** AIM **
Revise the records below by replacing "screenshot" with "screen capture" wherever it occurs. Leave every other part unchanged.

★ ★ ★ ★

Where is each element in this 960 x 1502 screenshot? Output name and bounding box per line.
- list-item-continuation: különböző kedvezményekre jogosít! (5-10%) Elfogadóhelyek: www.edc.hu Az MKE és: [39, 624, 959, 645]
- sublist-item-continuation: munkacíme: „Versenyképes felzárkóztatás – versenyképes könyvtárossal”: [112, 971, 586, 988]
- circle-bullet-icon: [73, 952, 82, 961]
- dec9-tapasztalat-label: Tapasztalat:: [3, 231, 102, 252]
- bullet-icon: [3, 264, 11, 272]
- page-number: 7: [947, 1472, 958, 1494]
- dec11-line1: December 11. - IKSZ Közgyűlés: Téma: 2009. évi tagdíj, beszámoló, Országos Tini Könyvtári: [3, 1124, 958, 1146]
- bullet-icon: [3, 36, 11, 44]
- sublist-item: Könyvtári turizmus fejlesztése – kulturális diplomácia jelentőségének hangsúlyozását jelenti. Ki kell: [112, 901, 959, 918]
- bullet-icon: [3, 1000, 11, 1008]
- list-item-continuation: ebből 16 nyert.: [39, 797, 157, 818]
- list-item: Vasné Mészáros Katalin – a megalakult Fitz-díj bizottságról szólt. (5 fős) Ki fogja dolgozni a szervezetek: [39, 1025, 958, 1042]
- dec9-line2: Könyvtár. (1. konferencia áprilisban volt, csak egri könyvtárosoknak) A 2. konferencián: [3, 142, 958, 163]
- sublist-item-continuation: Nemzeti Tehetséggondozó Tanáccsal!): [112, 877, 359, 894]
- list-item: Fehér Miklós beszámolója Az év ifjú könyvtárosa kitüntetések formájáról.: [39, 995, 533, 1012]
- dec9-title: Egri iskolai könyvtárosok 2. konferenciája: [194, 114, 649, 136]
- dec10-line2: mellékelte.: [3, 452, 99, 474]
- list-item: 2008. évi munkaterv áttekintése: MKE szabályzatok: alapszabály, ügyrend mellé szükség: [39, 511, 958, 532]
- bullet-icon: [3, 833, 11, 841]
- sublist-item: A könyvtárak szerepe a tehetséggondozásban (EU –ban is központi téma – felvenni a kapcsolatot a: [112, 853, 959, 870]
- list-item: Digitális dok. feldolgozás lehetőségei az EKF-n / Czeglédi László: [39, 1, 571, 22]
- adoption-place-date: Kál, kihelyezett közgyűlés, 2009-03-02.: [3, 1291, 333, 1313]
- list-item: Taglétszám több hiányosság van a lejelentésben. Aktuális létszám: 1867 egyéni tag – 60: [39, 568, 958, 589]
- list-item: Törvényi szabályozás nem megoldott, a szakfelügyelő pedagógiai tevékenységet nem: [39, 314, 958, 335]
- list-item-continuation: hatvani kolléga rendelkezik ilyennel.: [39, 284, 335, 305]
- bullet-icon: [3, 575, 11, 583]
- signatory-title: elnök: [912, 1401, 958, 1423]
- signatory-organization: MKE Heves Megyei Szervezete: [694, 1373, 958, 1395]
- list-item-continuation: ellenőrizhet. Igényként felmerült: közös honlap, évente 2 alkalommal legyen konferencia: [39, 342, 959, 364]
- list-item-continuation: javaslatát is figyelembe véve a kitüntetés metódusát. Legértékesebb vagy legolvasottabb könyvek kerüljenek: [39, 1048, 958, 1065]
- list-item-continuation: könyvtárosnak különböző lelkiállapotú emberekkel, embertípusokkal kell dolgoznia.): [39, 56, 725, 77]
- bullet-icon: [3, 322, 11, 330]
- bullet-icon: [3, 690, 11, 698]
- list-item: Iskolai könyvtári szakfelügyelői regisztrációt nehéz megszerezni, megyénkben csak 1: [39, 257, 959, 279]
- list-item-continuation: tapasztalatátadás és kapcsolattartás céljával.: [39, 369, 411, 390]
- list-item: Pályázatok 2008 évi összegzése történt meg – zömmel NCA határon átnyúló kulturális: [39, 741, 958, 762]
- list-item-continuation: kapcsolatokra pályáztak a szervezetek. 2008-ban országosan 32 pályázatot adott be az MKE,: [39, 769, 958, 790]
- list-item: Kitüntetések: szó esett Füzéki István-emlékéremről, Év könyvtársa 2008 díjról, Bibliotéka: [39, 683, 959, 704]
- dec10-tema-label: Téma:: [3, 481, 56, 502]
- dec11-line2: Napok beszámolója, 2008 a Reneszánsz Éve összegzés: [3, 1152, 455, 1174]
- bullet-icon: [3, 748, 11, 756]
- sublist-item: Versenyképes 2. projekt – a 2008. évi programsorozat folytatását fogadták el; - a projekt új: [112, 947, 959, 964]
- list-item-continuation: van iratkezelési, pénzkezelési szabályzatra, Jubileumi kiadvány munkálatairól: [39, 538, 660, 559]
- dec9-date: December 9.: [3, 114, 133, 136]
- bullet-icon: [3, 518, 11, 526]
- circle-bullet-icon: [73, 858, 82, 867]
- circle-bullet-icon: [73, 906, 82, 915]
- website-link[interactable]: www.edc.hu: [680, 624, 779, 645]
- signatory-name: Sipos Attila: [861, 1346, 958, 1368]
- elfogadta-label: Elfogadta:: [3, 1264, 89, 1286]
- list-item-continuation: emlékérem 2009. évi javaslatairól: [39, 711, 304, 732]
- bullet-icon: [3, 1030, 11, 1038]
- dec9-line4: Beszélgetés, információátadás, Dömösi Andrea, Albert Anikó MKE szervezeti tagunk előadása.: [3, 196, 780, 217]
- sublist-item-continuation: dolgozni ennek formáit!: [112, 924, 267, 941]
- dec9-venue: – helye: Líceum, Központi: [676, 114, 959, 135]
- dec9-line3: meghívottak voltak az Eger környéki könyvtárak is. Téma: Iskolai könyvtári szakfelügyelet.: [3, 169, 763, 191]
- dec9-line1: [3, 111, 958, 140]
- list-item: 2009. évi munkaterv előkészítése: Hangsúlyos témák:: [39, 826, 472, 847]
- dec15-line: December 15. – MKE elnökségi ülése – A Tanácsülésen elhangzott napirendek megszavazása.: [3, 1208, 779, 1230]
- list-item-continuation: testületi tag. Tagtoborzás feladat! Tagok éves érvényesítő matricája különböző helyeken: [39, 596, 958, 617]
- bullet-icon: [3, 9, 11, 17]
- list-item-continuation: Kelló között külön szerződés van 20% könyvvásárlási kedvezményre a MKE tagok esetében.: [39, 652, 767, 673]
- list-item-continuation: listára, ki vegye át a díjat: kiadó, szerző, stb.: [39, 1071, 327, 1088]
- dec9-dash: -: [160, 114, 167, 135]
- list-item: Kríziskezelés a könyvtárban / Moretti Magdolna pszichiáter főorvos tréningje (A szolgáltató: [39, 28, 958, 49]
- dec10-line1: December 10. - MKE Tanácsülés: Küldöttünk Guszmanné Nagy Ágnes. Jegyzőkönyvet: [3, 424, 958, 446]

★ ★ ★ ★

** ANSWER FOR THE TASK **
Where is each element in this 960 x 1502 screen capture? Output name and bounding box per line.
- list-item-continuation: különböző kedvezményekre jogosít! (5-10%) Elfogadóhelyek: www.edc.hu Az MKE és: [39, 624, 959, 645]
- sublist-item-continuation: munkacíme: „Versenyképes felzárkóztatás – versenyképes könyvtárossal”: [112, 971, 586, 988]
- circle-bullet-icon: [73, 952, 82, 961]
- dec9-tapasztalat-label: Tapasztalat:: [3, 231, 102, 252]
- bullet-icon: [3, 264, 11, 272]
- page-number: 7: [947, 1472, 958, 1494]
- dec11-line1: December 11. - IKSZ Közgyűlés: Téma: 2009. évi tagdíj, beszámoló, Országos Tini Könyvtári: [3, 1124, 958, 1146]
- bullet-icon: [3, 36, 11, 44]
- sublist-item: Könyvtári turizmus fejlesztése – kulturális diplomácia jelentőségének hangsúlyozását jelenti. Ki kell: [112, 901, 959, 918]
- bullet-icon: [3, 1000, 11, 1008]
- list-item-continuation: ebből 16 nyert.: [39, 797, 157, 818]
- list-item: Vasné Mészáros Katalin – a megalakult Fitz-díj bizottságról szólt. (5 fős) Ki fogja dolgozni a szervezetek: [39, 1025, 958, 1042]
- dec9-line2: Könyvtár. (1. konferencia áprilisban volt, csak egri könyvtárosoknak) A 2. konferencián: [3, 142, 958, 163]
- sublist-item-continuation: Nemzeti Tehetséggondozó Tanáccsal!): [112, 877, 359, 894]
- list-item: Fehér Miklós beszámolója Az év ifjú könyvtárosa kitüntetések formájáról.: [39, 995, 533, 1012]
- dec9-title: Egri iskolai könyvtárosok 2. konferenciája: [194, 114, 649, 136]
- dec10-line2: mellékelte.: [3, 452, 99, 474]
- list-item: 2008. évi munkaterv áttekintése: MKE szabályzatok: alapszabály, ügyrend mellé szükség: [39, 511, 958, 532]
- bullet-icon: [3, 833, 11, 841]
- sublist-item: A könyvtárak szerepe a tehetséggondozásban (EU –ban is központi téma – felvenni a kapcsolatot a: [112, 853, 959, 870]
- list-item: Digitális dok. feldolgozás lehetőségei az EKF-n / Czeglédi László: [39, 1, 571, 22]
- adoption-place-date: Kál, kihelyezett közgyűlés, 2009-03-02.: [3, 1291, 333, 1313]
- list-item: Taglétszám több hiányosság van a lejelentésben. Aktuális létszám: 1867 egyéni tag – 60: [39, 568, 958, 589]
- list-item: Törvényi szabályozás nem megoldott, a szakfelügyelő pedagógiai tevékenységet nem: [39, 314, 958, 335]
- list-item-continuation: hatvani kolléga rendelkezik ilyennel.: [39, 284, 335, 305]
- bullet-icon: [3, 575, 11, 583]
- signatory-title: elnök: [912, 1401, 958, 1423]
- signatory-organization: MKE Heves Megyei Szervezete: [694, 1373, 958, 1395]
- list-item-continuation: ellenőrizhet. Igényként felmerült: közös honlap, évente 2 alkalommal legyen konferencia: [39, 342, 959, 364]
- list-item-continuation: javaslatát is figyelembe véve a kitüntetés metódusát. Legértékesebb vagy legolvasottabb könyvek kerüljenek: [39, 1048, 958, 1065]
- list-item-continuation: könyvtárosnak különböző lelkiállapotú emberekkel, embertípusokkal kell dolgoznia.): [39, 56, 725, 77]
- bullet-icon: [3, 322, 11, 330]
- bullet-icon: [3, 690, 11, 698]
- list-item: Iskolai könyvtári szakfelügyelői regisztrációt nehéz megszerezni, megyénkben csak 1: [39, 257, 959, 279]
- list-item-continuation: tapasztalatátadás és kapcsolattartás céljával.: [39, 369, 411, 390]
- list-item: Pályázatok 2008 évi összegzése történt meg – zömmel NCA határon átnyúló kulturális: [39, 741, 958, 762]
- list-item-continuation: kapcsolatokra pályáztak a szervezetek. 2008-ban országosan 32 pályázatot adott be az MKE,: [39, 769, 958, 790]
- list-item: Kitüntetések: szó esett Füzéki István-emlékéremről, Év könyvtársa 2008 díjról, Bibliotéka: [39, 683, 959, 704]
- dec10-tema-label: Téma:: [3, 481, 56, 502]
- dec11-line2: Napok beszámolója, 2008 a Reneszánsz Éve összegzés: [3, 1152, 455, 1174]
- bullet-icon: [3, 748, 11, 756]
- sublist-item: Versenyképes 2. projekt – a 2008. évi programsorozat folytatását fogadták el; - a projekt új: [112, 947, 959, 964]
- list-item-continuation: van iratkezelési, pénzkezelési szabályzatra, Jubileumi kiadvány munkálatairól: [39, 538, 660, 559]
- dec9-date: December 9.: [3, 114, 133, 136]
- bullet-icon: [3, 518, 11, 526]
- circle-bullet-icon: [73, 858, 82, 867]
- circle-bullet-icon: [73, 906, 82, 915]
- website-link[interactable]: www.edc.hu: [680, 624, 779, 645]
- signatory-name: Sipos Attila: [861, 1346, 958, 1368]
- elfogadta-label: Elfogadta:: [3, 1264, 89, 1286]
- list-item-continuation: emlékérem 2009. évi javaslatairól: [39, 711, 304, 732]
- bullet-icon: [3, 1030, 11, 1038]
- dec9-line4: Beszélgetés, információátadás, Dömösi Andrea, Albert Anikó MKE szervezeti tagunk előadása.: [3, 196, 780, 217]
- sublist-item-continuation: dolgozni ennek formáit!: [112, 924, 267, 941]
- dec9-venue: – helye: Líceum, Központi: [676, 114, 959, 135]
- dec9-line3: meghívottak voltak az Eger környéki könyvtárak is. Téma: Iskolai könyvtári szakfelügyelet.: [3, 169, 763, 191]
- dec9-line1: [3, 111, 958, 140]
- list-item: 2009. évi munkaterv előkészítése: Hangsúlyos témák:: [39, 826, 472, 847]
- dec15-line: December 15. – MKE elnökségi ülése – A Tanácsülésen elhangzott napirendek megszavazása.: [3, 1208, 779, 1230]
- list-item-continuation: testületi tag. Tagtoborzás feladat! Tagok éves érvényesítő matricája különböző helyeken: [39, 596, 958, 617]
- bullet-icon: [3, 9, 11, 17]
- list-item-continuation: Kelló között külön szerződés van 20% könyvvásárlási kedvezményre a MKE tagok esetében.: [39, 652, 767, 673]
- list-item-continuation: listára, ki vegye át a díjat: kiadó, szerző, stb.: [39, 1071, 327, 1088]
- dec9-dash: -: [160, 114, 167, 135]
- list-item: Kríziskezelés a könyvtárban / Moretti Magdolna pszichiáter főorvos tréningje (A szolgáltató: [39, 28, 958, 49]
- dec10-line1: December 10. - MKE Tanácsülés: Küldöttünk Guszmanné Nagy Ágnes. Jegyzőkönyvet: [3, 424, 958, 446]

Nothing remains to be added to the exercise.